* WHAT NEEDS TO BE DONE *
Copy the stretch from the line containing "y-tick-label: 0 [116,368,124,384]" through the line containing "data-label-2011: 5090 [535,218,568,235]", reproducing each line character for character.

* DATA FOR THE TASK *

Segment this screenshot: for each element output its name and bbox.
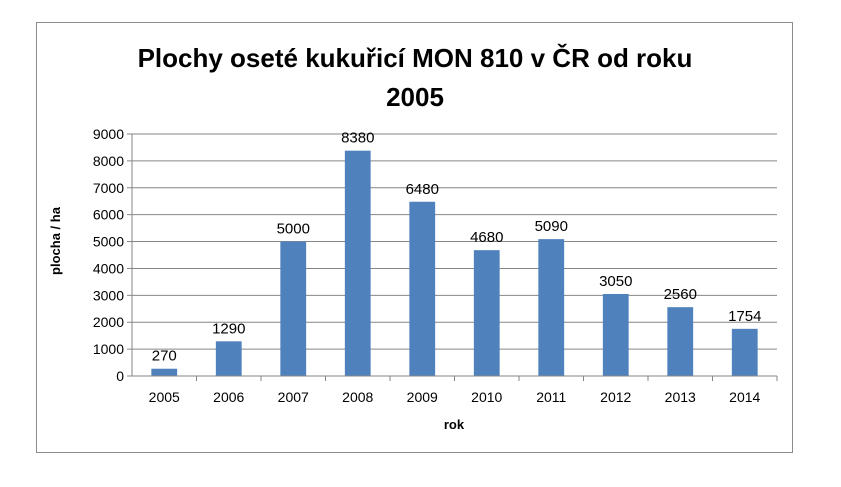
y-tick-label: 0 [116,368,124,384]
y-tick-label: 3000 [93,287,124,303]
x-tick-label: 2007 [278,389,309,405]
bar-2011 [538,239,565,376]
x-tick-label: 2014 [729,389,760,405]
data-label-2009: 6480 [406,181,439,198]
data-label-2008: 8380 [341,130,374,147]
y-tick-label: 1000 [93,341,124,357]
x-tick-label: 2013 [665,389,696,405]
data-label-2012: 3050 [599,273,632,290]
bar-2007 [280,241,307,376]
x-tick-label: 2008 [342,389,373,405]
bar-2013 [667,307,694,376]
bar-2012 [602,293,629,376]
y-tick-label: 6000 [93,207,124,223]
y-tick-label: 7000 [93,180,124,196]
y-tick-label: 9000 [93,126,124,142]
data-label-2014: 1754 [728,308,761,325]
axes: 0 1000 2000 3000 4000 5000 6000 7000 8000 9000 200… [93,126,778,405]
bar-2009 [409,201,436,376]
x-tick-label: 2010 [471,389,502,405]
x-axis-title: rok [444,417,465,432]
data-label-2007: 5000 [277,221,310,238]
data-label-2013: 2560 [664,286,697,303]
x-tick-label: 2011 [536,389,566,405]
y-tick-label: 5000 [93,234,124,250]
x-tick-label: 2005 [149,389,180,405]
y-tick-label: 2000 [93,314,124,330]
data-label-2011: 5090 [535,218,568,235]
bar-2005 [151,368,178,376]
y-tick-label: 4000 [93,260,124,276]
y-axis-title: plocha / ha [48,206,63,275]
bars: 270 1290 5000 8380 6480 4680 5090 3050 2560 1754 [151,130,761,376]
y-tick-label: 8000 [93,153,124,169]
x-tick-label: 2012 [600,389,631,405]
bar-2006 [215,341,242,376]
bar-2014 [731,328,758,376]
chart-title-line-1: Plochy oseté kukuřicí MON 810 v ČR od ro… [138,43,693,73]
data-label-2010: 4680 [470,229,503,246]
bar-2010 [473,250,500,376]
x-tick-label: 2006 [213,389,244,405]
bar-2008 [344,150,371,376]
data-label-2005: 270 [152,348,177,365]
x-tick-label: 2009 [407,389,438,405]
data-label-2006: 1290 [212,320,245,337]
chart-title-line-2: 2005 [386,82,444,112]
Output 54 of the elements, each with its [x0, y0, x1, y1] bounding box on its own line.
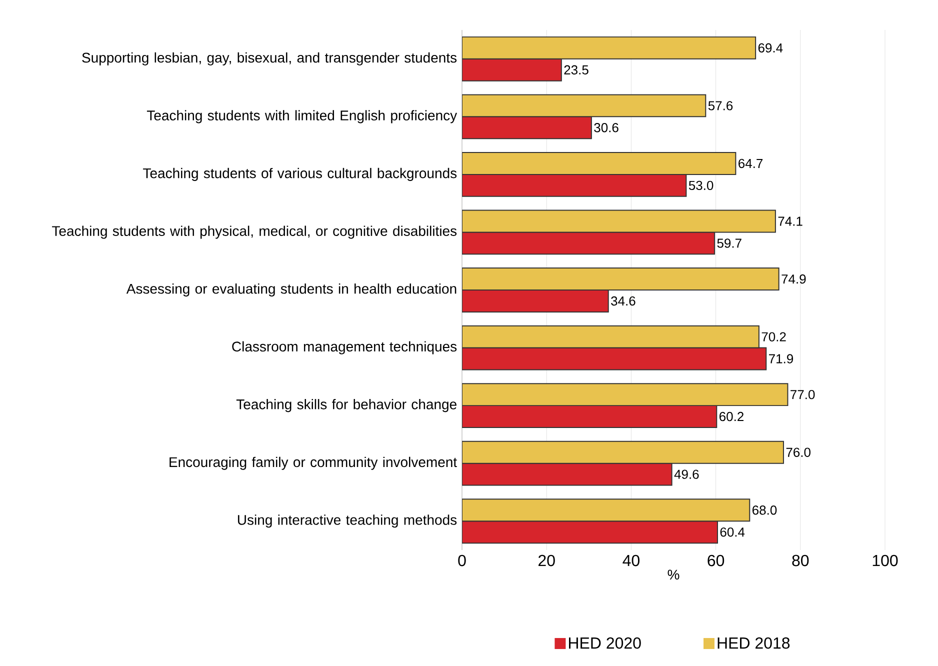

* FULL SOLUTION *
y-tick-label: 0 [116,368,124,384]
y-tick-label: 3000 [93,287,124,303]
x-tick-label: 2007 [278,389,309,405]
bar-2011 [538,239,565,376]
x-tick-label: 2014 [729,389,760,405]
data-label-2009: 6480 [406,181,439,198]
data-label-2008: 8380 [341,130,374,147]
y-tick-label: 1000 [93,341,124,357]
x-tick-label: 2013 [665,389,696,405]
data-label-2012: 3050 [599,273,632,290]
bar-2007 [280,241,307,376]
x-tick-label: 2008 [342,389,373,405]
bar-2013 [667,307,694,376]
bar-2012 [602,293,629,376]
y-tick-label: 6000 [93,207,124,223]
y-tick-label: 7000 [93,180,124,196]
y-tick-label: 9000 [93,126,124,142]
data-label-2014: 1754 [728,308,761,325]
axes: 0 1000 2000 3000 4000 5000 6000 7000 8000 9000 200… [93,126,778,405]
bar-2009 [409,201,436,376]
x-tick-label: 2010 [471,389,502,405]
x-axis-title: rok [444,417,465,432]
data-label-2007: 5000 [277,221,310,238]
data-label-2013: 2560 [664,286,697,303]
x-tick-label: 2011 [536,389,566,405]
y-tick-label: 5000 [93,234,124,250]
x-tick-label: 2005 [149,389,180,405]
y-tick-label: 2000 [93,314,124,330]
data-label-2011: 5090 [535,218,568,235]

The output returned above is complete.